Given problem → Select all lines with the string "this" in them, and copy those lines.

-.-.-

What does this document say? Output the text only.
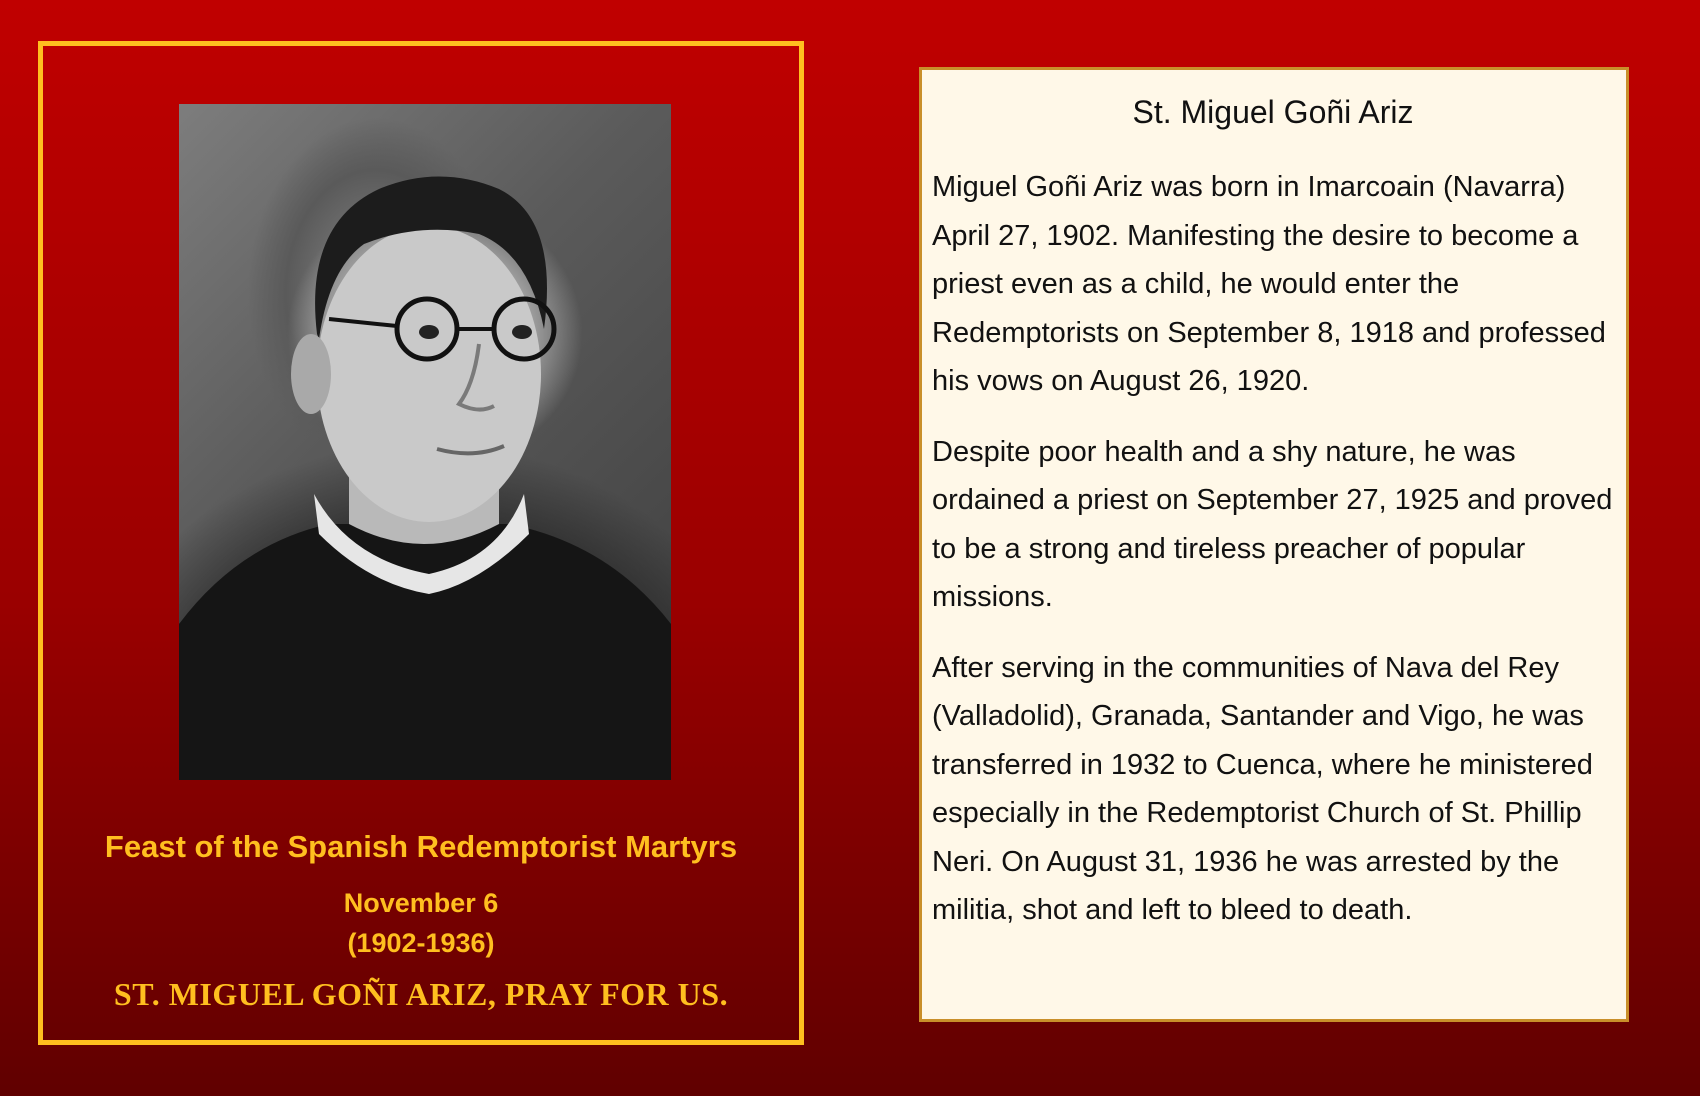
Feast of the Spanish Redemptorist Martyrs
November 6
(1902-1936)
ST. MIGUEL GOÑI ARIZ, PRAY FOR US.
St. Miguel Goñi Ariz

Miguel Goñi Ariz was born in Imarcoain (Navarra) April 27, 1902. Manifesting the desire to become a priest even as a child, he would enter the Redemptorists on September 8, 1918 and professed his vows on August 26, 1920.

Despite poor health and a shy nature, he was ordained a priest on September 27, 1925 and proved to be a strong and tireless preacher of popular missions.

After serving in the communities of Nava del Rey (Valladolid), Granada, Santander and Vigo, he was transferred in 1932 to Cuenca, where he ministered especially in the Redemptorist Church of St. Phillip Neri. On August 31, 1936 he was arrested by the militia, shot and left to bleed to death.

-.-.-

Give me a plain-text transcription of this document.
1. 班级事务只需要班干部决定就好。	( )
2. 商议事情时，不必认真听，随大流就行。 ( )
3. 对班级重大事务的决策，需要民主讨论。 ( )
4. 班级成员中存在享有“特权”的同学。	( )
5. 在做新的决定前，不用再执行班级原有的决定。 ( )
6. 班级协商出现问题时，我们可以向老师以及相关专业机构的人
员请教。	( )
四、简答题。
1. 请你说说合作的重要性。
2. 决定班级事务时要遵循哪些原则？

-.-.-

Answer to the task →
What does this document say? Output the text only.
Give me a plain-text transcription of this document.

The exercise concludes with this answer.